▶ [Exercise directions] Write each line out exactly, leaving none out.

▶ [Input material]

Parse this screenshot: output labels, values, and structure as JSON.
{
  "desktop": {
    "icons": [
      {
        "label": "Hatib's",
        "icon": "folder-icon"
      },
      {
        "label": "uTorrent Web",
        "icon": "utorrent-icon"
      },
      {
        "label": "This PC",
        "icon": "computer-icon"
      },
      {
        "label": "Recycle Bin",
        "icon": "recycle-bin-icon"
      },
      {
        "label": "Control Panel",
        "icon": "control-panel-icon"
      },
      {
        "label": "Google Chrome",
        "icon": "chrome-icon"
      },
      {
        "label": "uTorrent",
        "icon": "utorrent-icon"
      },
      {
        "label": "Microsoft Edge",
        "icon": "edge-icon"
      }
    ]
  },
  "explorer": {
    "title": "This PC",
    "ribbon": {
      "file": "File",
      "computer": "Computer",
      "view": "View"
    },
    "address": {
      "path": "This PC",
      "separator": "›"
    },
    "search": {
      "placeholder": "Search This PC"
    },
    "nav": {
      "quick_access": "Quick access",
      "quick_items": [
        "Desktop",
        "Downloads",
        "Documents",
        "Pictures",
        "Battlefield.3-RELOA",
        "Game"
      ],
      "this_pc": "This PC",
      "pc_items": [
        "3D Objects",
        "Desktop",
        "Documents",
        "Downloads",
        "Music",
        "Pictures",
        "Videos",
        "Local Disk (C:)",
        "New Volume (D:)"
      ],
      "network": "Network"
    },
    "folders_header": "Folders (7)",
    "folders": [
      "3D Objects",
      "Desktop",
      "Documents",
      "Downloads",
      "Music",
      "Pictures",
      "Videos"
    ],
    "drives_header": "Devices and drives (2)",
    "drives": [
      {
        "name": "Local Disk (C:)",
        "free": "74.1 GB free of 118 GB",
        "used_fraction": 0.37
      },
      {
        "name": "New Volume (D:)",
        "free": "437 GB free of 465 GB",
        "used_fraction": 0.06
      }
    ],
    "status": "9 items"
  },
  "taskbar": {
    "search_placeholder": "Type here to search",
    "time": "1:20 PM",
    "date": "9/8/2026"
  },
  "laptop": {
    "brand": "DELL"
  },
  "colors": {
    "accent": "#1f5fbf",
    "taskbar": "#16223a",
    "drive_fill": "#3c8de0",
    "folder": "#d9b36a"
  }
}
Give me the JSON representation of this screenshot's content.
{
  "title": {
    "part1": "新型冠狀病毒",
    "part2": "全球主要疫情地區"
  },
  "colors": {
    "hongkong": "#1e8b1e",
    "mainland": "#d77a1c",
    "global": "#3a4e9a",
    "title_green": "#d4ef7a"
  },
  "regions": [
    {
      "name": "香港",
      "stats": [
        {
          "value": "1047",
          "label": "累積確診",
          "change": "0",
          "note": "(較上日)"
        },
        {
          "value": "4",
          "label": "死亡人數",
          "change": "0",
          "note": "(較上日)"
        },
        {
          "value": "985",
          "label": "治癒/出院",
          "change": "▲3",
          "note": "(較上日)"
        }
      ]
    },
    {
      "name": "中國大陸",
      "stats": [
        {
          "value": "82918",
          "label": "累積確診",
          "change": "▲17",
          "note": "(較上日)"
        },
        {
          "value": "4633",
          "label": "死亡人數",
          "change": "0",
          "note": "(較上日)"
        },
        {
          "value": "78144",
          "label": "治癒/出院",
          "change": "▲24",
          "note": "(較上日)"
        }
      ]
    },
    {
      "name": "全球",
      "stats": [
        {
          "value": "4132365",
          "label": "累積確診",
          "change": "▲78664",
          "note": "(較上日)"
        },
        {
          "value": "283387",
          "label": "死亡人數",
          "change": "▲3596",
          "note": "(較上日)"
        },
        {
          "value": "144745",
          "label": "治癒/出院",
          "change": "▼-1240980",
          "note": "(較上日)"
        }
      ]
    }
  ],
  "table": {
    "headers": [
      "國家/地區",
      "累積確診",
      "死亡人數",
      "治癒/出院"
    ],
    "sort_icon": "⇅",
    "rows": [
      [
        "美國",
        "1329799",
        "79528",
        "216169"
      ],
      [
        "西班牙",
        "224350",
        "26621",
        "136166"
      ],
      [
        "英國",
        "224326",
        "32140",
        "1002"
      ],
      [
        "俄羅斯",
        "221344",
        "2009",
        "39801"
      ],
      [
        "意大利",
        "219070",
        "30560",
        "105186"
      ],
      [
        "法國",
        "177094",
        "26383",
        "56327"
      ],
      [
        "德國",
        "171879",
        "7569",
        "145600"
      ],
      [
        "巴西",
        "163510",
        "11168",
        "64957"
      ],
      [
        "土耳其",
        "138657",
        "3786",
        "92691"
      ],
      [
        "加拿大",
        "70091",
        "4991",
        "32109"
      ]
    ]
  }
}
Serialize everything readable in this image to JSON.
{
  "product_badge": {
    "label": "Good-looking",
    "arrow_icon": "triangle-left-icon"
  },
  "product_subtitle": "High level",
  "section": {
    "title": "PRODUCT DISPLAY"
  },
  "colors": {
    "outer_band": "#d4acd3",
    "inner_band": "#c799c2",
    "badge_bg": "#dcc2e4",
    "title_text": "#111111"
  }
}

▶ [Answer to the exercise]
Parse this screenshot: output labels, values, and structure as JSON.
{
  "desktop": {
    "icons": [
      {
        "label": "Hatib's",
        "icon": "folder-icon"
      },
      {
        "label": "uTorrent Web",
        "icon": "utorrent-icon"
      },
      {
        "label": "This PC",
        "icon": "computer-icon"
      },
      {
        "label": "Recycle Bin",
        "icon": "recycle-bin-icon"
      },
      {
        "label": "Control Panel",
        "icon": "control-panel-icon"
      },
      {
        "label": "Google Chrome",
        "icon": "chrome-icon"
      },
      {
        "label": "uTorrent",
        "icon": "utorrent-icon"
      },
      {
        "label": "Microsoft Edge",
        "icon": "edge-icon"
      }
    ]
  },
  "explorer": {
    "title": "This PC",
    "ribbon": {
      "file": "File",
      "computer": "Computer",
      "view": "View"
    },
    "address": {
      "path": "This PC",
      "separator": "›"
    },
    "search": {
      "placeholder": "Search This PC"
    },
    "nav": {
      "quick_access": "Quick access",
      "quick_items": [
        "Desktop",
        "Downloads",
        "Documents",
        "Pictures",
        "Battlefield.3-RELOA",
        "Game"
      ],
      "this_pc": "This PC",
      "pc_items": [
        "3D Objects",
        "Desktop",
        "Documents",
        "Downloads",
        "Music",
        "Pictures",
        "Videos",
        "Local Disk (C:)",
        "New Volume (D:)"
      ],
      "network": "Network"
    },
    "folders_header": "Folders (7)",
    "folders": [
      "3D Objects",
      "Desktop",
      "Documents",
      "Downloads",
      "Music",
      "Pictures",
      "Videos"
    ],
    "drives_header": "Devices and drives (2)",
    "drives": [
      {
        "name": "Local Disk (C:)",
        "free": "74.1 GB free of 118 GB",
        "used_fraction": 0.37
      },
      {
        "name": "New Volume (D:)",
        "free": "437 GB free of 465 GB",
        "used_fraction": 0.06
      }
    ],
    "status": "9 items"
  },
  "taskbar": {
    "search_placeholder": "Type here to search",
    "time": "1:20 PM",
    "date": "9/8/2026"
  },
  "laptop": {
    "brand": "DELL"
  },
  "colors": {
    "accent": "#1f5fbf",
    "taskbar": "#16223a",
    "drive_fill": "#3c8de0",
    "folder": "#d9b36a"
  }
}
Give me the JSON representation of this screenshot's content.
{
  "title": {
    "part1": "新型冠狀病毒",
    "part2": "全球主要疫情地區"
  },
  "colors": {
    "hongkong": "#1e8b1e",
    "mainland": "#d77a1c",
    "global": "#3a4e9a",
    "title_green": "#d4ef7a"
  },
  "regions": [
    {
      "name": "香港",
      "stats": [
        {
          "value": "1047",
          "label": "累積確診",
          "change": "0",
          "note": "(較上日)"
        },
        {
          "value": "4",
          "label": "死亡人數",
          "change": "0",
          "note": "(較上日)"
        },
        {
          "value": "985",
          "label": "治癒/出院",
          "change": "▲3",
          "note": "(較上日)"
        }
      ]
    },
    {
      "name": "中國大陸",
      "stats": [
        {
          "value": "82918",
          "label": "累積確診",
          "change": "▲17",
          "note": "(較上日)"
        },
        {
          "value": "4633",
          "label": "死亡人數",
          "change": "0",
          "note": "(較上日)"
        },
        {
          "value": "78144",
          "label": "治癒/出院",
          "change": "▲24",
          "note": "(較上日)"
        }
      ]
    },
    {
      "name": "全球",
      "stats": [
        {
          "value": "4132365",
          "label": "累積確診",
          "change": "▲78664",
          "note": "(較上日)"
        },
        {
          "value": "283387",
          "label": "死亡人數",
          "change": "▲3596",
          "note": "(較上日)"
        },
        {
          "value": "144745",
          "label": "治癒/出院",
          "change": "▼-1240980",
          "note": "(較上日)"
        }
      ]
    }
  ],
  "table": {
    "headers": [
      "國家/地區",
      "累積確診",
      "死亡人數",
      "治癒/出院"
    ],
    "sort_icon": "⇅",
    "rows": [
      [
        "美國",
        "1329799",
        "79528",
        "216169"
      ],
      [
        "西班牙",
        "224350",
        "26621",
        "136166"
      ],
      [
        "英國",
        "224326",
        "32140",
        "1002"
      ],
      [
        "俄羅斯",
        "221344",
        "2009",
        "39801"
      ],
      [
        "意大利",
        "219070",
        "30560",
        "105186"
      ],
      [
        "法國",
        "177094",
        "26383",
        "56327"
      ],
      [
        "德國",
        "171879",
        "7569",
        "145600"
      ],
      [
        "巴西",
        "163510",
        "11168",
        "64957"
      ],
      [
        "土耳其",
        "138657",
        "3786",
        "92691"
      ],
      [
        "加拿大",
        "70091",
        "4991",
        "32109"
      ]
    ]
  }
}
Serialize everything readable in this image to JSON.
{
  "product_badge": {
    "label": "Good-looking",
    "arrow_icon": "triangle-left-icon"
  },
  "product_subtitle": "High level",
  "section": {
    "title": "PRODUCT DISPLAY"
  },
  "colors": {
    "outer_band": "#d4acd3",
    "inner_band": "#c799c2",
    "badge_bg": "#dcc2e4",
    "title_text": "#111111"
  }
}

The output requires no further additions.